**EXERCISE DATA**
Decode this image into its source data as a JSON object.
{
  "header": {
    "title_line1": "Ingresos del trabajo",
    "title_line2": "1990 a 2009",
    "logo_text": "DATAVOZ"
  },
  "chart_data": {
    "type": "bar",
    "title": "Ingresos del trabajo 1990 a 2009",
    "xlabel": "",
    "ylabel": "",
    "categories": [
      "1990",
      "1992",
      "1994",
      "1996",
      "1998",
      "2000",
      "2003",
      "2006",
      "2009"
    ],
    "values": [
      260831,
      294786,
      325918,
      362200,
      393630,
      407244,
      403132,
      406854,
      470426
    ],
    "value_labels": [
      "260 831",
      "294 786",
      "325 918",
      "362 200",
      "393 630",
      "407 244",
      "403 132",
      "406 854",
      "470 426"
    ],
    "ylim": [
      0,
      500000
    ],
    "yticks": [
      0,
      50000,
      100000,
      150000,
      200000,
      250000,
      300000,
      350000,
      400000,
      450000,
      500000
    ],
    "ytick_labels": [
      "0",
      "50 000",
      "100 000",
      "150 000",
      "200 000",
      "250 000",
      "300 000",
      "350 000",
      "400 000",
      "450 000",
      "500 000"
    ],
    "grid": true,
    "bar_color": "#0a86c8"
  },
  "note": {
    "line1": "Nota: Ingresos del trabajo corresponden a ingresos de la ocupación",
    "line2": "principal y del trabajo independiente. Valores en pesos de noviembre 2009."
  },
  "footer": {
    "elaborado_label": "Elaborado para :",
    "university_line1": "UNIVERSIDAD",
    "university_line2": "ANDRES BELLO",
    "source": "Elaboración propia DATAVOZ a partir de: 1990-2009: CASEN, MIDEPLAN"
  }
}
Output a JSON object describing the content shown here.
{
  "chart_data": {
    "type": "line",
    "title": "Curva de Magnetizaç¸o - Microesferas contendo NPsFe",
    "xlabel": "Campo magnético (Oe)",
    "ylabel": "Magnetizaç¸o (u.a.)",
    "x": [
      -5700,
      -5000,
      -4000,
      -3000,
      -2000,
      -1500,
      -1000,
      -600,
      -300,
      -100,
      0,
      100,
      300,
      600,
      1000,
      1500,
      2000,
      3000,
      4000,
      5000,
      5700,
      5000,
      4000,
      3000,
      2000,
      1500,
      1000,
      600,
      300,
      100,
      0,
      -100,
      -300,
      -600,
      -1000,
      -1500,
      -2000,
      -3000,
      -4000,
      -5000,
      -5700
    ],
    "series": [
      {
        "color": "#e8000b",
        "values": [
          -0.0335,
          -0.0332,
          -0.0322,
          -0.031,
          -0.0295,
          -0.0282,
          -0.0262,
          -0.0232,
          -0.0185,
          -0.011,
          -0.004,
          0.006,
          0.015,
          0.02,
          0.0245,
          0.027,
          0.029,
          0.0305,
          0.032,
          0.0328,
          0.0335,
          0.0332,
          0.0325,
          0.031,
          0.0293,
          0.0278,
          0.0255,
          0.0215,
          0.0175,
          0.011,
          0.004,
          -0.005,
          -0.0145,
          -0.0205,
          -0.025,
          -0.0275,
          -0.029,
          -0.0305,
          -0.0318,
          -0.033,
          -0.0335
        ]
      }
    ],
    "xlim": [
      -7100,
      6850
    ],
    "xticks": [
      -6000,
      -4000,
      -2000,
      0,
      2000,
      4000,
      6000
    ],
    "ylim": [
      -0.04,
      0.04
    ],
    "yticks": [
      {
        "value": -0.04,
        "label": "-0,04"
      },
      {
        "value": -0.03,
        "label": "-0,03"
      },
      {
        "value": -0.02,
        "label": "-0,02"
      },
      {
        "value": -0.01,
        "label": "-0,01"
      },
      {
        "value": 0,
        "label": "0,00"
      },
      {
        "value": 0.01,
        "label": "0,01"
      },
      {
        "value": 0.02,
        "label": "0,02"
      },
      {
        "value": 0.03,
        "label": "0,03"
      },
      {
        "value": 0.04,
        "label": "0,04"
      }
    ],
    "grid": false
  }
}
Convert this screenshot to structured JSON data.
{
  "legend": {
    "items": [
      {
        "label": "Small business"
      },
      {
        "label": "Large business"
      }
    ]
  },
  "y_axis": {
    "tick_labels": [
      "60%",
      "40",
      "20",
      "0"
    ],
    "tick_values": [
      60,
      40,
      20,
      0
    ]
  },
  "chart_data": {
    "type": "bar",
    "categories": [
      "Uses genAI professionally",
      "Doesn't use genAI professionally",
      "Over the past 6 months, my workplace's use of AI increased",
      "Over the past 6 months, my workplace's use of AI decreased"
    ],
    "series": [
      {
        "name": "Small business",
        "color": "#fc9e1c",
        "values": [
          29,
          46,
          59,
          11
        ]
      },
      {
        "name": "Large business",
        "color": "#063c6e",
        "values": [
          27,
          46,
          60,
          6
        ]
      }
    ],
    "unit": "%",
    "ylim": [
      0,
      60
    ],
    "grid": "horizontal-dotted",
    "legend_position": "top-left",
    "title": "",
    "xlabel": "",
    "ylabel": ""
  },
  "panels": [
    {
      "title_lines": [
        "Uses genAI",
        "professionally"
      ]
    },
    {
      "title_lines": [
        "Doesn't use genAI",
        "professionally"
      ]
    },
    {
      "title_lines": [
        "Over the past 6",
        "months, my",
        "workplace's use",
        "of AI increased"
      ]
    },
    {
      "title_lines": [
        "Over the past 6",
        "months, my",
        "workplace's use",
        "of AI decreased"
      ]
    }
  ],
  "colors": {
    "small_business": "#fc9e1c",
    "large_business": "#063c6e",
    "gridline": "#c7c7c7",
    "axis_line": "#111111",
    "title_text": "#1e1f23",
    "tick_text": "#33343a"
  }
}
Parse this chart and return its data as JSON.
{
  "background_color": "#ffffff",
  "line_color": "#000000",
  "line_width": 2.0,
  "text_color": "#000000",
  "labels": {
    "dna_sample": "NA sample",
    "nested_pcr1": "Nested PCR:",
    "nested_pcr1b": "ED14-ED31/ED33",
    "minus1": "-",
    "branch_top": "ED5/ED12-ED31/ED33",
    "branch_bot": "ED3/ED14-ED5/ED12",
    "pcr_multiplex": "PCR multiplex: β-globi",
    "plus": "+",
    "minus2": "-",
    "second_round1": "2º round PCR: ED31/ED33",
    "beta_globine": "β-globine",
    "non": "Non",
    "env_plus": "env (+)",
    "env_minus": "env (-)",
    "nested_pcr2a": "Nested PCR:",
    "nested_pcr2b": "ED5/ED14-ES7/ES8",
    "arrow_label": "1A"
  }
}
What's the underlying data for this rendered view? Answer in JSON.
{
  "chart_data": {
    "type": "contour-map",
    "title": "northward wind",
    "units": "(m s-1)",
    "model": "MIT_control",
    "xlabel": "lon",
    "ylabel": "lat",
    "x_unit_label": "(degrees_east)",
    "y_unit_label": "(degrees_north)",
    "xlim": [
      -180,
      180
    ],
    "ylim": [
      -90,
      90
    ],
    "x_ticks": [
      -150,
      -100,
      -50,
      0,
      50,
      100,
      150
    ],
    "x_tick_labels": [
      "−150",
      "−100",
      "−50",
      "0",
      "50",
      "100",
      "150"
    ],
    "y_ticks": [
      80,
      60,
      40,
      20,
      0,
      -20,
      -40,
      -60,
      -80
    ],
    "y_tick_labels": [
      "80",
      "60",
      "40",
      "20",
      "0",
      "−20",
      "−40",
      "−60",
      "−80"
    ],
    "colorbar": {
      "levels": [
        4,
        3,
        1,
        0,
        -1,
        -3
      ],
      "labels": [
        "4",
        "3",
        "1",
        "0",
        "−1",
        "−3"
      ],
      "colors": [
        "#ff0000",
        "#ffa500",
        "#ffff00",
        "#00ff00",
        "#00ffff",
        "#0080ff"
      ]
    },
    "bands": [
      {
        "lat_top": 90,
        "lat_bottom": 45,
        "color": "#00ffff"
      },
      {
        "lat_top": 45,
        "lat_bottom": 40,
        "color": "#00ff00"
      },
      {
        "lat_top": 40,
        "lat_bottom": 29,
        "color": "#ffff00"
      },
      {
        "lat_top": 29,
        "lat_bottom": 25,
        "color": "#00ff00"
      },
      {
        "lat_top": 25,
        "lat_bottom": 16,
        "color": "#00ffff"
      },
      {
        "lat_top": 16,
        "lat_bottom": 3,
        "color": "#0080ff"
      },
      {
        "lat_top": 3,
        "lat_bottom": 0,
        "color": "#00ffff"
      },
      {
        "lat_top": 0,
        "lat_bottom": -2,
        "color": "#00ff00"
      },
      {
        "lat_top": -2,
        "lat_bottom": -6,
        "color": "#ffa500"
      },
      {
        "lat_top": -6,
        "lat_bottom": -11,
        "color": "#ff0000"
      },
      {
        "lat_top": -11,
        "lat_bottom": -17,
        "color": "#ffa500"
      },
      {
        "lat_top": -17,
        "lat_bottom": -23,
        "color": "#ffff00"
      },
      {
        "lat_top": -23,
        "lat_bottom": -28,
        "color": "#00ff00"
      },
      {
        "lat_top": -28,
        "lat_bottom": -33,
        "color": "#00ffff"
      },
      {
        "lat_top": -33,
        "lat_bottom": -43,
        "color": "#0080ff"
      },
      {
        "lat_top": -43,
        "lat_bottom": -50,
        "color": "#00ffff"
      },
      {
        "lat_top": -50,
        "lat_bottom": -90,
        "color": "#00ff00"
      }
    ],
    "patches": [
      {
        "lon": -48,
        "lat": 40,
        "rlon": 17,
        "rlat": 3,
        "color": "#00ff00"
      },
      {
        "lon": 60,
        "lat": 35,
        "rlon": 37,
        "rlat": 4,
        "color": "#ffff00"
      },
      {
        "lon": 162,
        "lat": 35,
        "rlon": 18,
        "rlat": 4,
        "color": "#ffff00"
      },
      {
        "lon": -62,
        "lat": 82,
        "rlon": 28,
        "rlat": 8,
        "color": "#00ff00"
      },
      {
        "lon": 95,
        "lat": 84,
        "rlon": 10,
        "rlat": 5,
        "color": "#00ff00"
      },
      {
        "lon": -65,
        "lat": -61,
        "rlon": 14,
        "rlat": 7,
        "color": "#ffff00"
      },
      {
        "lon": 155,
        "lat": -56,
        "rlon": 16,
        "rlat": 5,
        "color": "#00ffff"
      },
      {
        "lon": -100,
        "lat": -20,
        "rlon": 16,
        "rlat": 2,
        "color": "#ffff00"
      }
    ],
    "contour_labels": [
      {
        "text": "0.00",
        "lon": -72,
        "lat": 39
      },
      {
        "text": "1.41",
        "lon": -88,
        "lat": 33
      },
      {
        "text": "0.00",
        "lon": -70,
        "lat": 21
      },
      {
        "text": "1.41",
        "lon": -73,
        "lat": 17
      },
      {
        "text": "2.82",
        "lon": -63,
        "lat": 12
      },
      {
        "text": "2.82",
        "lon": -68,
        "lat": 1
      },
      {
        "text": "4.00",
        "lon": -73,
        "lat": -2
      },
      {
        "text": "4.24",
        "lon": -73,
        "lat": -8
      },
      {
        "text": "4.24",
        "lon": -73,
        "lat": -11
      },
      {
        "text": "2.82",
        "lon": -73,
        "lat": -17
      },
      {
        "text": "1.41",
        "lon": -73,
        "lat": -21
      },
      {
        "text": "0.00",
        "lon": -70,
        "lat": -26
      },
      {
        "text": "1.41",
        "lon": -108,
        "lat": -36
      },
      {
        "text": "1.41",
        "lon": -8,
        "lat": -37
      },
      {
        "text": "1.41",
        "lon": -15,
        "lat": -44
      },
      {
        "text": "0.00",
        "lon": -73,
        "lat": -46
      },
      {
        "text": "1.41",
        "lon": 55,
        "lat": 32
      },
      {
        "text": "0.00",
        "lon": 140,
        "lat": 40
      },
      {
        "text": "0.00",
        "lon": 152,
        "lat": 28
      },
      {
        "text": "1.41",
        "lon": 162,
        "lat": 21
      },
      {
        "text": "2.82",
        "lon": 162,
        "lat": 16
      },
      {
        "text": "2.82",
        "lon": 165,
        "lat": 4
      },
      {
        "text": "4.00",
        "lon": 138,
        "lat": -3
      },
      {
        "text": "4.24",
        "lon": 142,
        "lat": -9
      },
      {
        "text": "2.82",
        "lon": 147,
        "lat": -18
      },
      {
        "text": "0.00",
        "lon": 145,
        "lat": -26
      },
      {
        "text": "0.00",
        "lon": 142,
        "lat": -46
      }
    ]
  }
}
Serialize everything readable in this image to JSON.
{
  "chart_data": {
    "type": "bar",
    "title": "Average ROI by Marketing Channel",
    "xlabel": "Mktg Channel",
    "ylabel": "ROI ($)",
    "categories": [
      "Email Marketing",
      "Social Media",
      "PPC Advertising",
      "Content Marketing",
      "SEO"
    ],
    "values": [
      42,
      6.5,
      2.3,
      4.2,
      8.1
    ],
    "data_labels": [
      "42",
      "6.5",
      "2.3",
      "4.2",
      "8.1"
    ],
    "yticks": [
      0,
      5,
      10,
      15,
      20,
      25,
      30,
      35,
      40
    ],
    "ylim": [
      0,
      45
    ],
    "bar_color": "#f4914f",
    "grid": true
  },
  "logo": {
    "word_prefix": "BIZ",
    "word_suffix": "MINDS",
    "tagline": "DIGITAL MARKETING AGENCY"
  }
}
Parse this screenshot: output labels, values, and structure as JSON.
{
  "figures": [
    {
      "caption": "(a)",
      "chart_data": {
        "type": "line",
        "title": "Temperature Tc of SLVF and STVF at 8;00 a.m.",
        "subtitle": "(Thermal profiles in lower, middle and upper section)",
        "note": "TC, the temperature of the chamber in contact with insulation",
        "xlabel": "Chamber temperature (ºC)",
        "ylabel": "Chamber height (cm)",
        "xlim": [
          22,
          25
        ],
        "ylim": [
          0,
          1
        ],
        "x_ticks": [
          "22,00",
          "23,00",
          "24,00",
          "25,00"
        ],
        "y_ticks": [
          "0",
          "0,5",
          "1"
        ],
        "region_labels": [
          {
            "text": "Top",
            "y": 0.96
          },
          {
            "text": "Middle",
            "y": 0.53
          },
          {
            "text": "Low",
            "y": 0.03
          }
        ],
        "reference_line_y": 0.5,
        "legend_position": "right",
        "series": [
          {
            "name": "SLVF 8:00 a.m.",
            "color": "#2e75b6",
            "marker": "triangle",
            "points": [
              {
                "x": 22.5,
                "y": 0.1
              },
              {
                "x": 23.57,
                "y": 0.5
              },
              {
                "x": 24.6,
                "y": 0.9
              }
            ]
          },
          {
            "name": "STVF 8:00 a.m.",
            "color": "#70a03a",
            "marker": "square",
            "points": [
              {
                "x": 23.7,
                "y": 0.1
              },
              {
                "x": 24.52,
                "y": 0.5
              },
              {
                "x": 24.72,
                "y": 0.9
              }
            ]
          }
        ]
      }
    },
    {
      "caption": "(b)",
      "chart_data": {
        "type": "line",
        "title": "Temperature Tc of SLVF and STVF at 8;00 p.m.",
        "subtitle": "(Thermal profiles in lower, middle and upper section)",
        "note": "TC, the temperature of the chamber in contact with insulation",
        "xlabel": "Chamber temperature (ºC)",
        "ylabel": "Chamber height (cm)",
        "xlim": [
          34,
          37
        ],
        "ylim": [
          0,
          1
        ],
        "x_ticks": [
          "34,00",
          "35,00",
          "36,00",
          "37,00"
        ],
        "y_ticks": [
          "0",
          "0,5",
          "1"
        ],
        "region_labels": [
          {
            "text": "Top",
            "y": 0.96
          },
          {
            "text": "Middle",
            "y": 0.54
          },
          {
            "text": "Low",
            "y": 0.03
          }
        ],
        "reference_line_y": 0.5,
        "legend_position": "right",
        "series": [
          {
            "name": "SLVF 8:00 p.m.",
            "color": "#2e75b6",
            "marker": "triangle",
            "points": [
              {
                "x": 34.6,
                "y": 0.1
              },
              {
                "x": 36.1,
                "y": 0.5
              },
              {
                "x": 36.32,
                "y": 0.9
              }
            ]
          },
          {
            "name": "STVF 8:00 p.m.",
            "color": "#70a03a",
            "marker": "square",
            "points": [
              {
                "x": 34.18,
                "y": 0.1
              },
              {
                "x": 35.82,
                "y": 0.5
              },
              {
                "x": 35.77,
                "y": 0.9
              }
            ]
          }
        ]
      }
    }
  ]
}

**STATED PROBLEM**
Select the lines in this material that hold the word "professionally", leaving none out.

**ANSWER TO THIS TASK**
      "Uses genAI professionally",
      "Doesn't use genAI professionally",
        "professionally"
        "professionally"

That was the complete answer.